• Record list:
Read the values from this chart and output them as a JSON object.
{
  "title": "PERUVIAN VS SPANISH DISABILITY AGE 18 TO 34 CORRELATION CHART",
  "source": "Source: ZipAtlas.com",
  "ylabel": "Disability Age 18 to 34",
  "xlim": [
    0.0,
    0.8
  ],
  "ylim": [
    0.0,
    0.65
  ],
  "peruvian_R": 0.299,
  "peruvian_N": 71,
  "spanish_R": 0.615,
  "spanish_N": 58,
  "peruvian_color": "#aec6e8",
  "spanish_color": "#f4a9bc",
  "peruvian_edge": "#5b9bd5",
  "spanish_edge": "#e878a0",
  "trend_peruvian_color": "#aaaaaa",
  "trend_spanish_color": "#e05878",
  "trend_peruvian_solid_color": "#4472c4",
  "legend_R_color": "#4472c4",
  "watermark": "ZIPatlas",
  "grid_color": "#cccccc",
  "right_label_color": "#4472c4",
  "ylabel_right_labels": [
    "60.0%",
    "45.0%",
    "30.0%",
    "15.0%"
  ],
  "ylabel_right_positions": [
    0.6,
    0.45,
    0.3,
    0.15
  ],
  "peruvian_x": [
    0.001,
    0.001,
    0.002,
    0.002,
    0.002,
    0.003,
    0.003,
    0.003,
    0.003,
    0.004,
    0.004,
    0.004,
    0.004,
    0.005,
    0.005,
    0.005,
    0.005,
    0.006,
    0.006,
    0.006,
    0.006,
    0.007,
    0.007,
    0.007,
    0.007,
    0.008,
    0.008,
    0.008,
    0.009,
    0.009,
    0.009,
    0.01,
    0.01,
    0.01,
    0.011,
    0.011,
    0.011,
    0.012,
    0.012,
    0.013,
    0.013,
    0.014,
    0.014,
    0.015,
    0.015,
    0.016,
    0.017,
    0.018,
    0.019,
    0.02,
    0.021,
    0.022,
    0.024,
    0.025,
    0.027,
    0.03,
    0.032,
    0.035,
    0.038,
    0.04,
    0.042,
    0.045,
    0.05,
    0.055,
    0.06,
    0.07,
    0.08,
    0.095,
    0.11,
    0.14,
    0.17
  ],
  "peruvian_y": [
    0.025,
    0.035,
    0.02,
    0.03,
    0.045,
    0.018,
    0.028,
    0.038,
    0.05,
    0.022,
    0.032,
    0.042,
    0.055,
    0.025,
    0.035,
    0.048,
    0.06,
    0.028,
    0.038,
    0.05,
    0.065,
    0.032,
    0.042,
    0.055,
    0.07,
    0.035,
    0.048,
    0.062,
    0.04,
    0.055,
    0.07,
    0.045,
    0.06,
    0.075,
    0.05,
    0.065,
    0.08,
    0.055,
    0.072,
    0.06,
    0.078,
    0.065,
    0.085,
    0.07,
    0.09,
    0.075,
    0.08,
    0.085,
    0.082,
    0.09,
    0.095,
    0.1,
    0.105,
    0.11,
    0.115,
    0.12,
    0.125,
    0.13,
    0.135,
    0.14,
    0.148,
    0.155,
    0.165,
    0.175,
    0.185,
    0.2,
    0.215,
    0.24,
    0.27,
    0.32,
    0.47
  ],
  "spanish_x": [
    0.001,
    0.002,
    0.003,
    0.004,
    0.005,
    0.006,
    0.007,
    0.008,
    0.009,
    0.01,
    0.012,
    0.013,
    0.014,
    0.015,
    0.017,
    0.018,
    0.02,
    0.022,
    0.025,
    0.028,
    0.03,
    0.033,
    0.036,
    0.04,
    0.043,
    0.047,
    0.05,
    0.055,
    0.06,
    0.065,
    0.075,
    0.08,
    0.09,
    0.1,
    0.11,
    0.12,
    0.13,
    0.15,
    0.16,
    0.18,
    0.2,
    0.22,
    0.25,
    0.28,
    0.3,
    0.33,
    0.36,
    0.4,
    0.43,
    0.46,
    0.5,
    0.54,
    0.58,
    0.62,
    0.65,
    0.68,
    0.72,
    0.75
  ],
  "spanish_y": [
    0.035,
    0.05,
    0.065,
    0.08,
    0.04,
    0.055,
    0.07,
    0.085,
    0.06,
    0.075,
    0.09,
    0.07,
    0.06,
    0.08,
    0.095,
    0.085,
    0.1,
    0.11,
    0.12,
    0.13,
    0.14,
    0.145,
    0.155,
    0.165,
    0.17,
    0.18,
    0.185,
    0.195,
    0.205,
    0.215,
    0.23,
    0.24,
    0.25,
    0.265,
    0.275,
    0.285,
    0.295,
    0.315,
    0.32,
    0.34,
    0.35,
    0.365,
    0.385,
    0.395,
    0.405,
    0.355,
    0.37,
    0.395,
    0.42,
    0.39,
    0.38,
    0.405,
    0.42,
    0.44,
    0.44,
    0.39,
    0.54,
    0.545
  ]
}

• Description of the task: Extract all lines as given.

• Reply to the task:
Read the values from this chart and output them as a JSON object.
{
  "title": "PERUVIAN VS SPANISH DISABILITY AGE 18 TO 34 CORRELATION CHART",
  "source": "Source: ZipAtlas.com",
  "ylabel": "Disability Age 18 to 34",
  "xlim": [
    0.0,
    0.8
  ],
  "ylim": [
    0.0,
    0.65
  ],
  "peruvian_R": 0.299,
  "peruvian_N": 71,
  "spanish_R": 0.615,
  "spanish_N": 58,
  "peruvian_color": "#aec6e8",
  "spanish_color": "#f4a9bc",
  "peruvian_edge": "#5b9bd5",
  "spanish_edge": "#e878a0",
  "trend_peruvian_color": "#aaaaaa",
  "trend_spanish_color": "#e05878",
  "trend_peruvian_solid_color": "#4472c4",
  "legend_R_color": "#4472c4",
  "watermark": "ZIPatlas",
  "grid_color": "#cccccc",
  "right_label_color": "#4472c4",
  "ylabel_right_labels": [
    "60.0%",
    "45.0%",
    "30.0%",
    "15.0%"
  ],
  "ylabel_right_positions": [
    0.6,
    0.45,
    0.3,
    0.15
  ],
  "peruvian_x": [
    0.001,
    0.001,
    0.002,
    0.002,
    0.002,
    0.003,
    0.003,
    0.003,
    0.003,
    0.004,
    0.004,
    0.004,
    0.004,
    0.005,
    0.005,
    0.005,
    0.005,
    0.006,
    0.006,
    0.006,
    0.006,
    0.007,
    0.007,
    0.007,
    0.007,
    0.008,
    0.008,
    0.008,
    0.009,
    0.009,
    0.009,
    0.01,
    0.01,
    0.01,
    0.011,
    0.011,
    0.011,
    0.012,
    0.012,
    0.013,
    0.013,
    0.014,
    0.014,
    0.015,
    0.015,
    0.016,
    0.017,
    0.018,
    0.019,
    0.02,
    0.021,
    0.022,
    0.024,
    0.025,
    0.027,
    0.03,
    0.032,
    0.035,
    0.038,
    0.04,
    0.042,
    0.045,
    0.05,
    0.055,
    0.06,
    0.07,
    0.08,
    0.095,
    0.11,
    0.14,
    0.17
  ],
  "peruvian_y": [
    0.025,
    0.035,
    0.02,
    0.03,
    0.045,
    0.018,
    0.028,
    0.038,
    0.05,
    0.022,
    0.032,
    0.042,
    0.055,
    0.025,
    0.035,
    0.048,
    0.06,
    0.028,
    0.038,
    0.05,
    0.065,
    0.032,
    0.042,
    0.055,
    0.07,
    0.035,
    0.048,
    0.062,
    0.04,
    0.055,
    0.07,
    0.045,
    0.06,
    0.075,
    0.05,
    0.065,
    0.08,
    0.055,
    0.072,
    0.06,
    0.078,
    0.065,
    0.085,
    0.07,
    0.09,
    0.075,
    0.08,
    0.085,
    0.082,
    0.09,
    0.095,
    0.1,
    0.105,
    0.11,
    0.115,
    0.12,
    0.125,
    0.13,
    0.135,
    0.14,
    0.148,
    0.155,
    0.165,
    0.175,
    0.185,
    0.2,
    0.215,
    0.24,
    0.27,
    0.32,
    0.47
  ],
  "spanish_x": [
    0.001,
    0.002,
    0.003,
    0.004,
    0.005,
    0.006,
    0.007,
    0.008,
    0.009,
    0.01,
    0.012,
    0.013,
    0.014,
    0.015,
    0.017,
    0.018,
    0.02,
    0.022,
    0.025,
    0.028,
    0.03,
    0.033,
    0.036,
    0.04,
    0.043,
    0.047,
    0.05,
    0.055,
    0.06,
    0.065,
    0.075,
    0.08,
    0.09,
    0.1,
    0.11,
    0.12,
    0.13,
    0.15,
    0.16,
    0.18,
    0.2,
    0.22,
    0.25,
    0.28,
    0.3,
    0.33,
    0.36,
    0.4,
    0.43,
    0.46,
    0.5,
    0.54,
    0.58,
    0.62,
    0.65,
    0.68,
    0.72,
    0.75
  ],
  "spanish_y": [
    0.035,
    0.05,
    0.065,
    0.08,
    0.04,
    0.055,
    0.07,
    0.085,
    0.06,
    0.075,
    0.09,
    0.07,
    0.06,
    0.08,
    0.095,
    0.085,
    0.1,
    0.11,
    0.12,
    0.13,
    0.14,
    0.145,
    0.155,
    0.165,
    0.17,
    0.18,
    0.185,
    0.195,
    0.205,
    0.215,
    0.23,
    0.24,
    0.25,
    0.265,
    0.275,
    0.285,
    0.295,
    0.315,
    0.32,
    0.34,
    0.35,
    0.365,
    0.385,
    0.395,
    0.405,
    0.355,
    0.37,
    0.395,
    0.42,
    0.39,
    0.38,
    0.405,
    0.42,
    0.44,
    0.44,
    0.39,
    0.54,
    0.545
  ]
}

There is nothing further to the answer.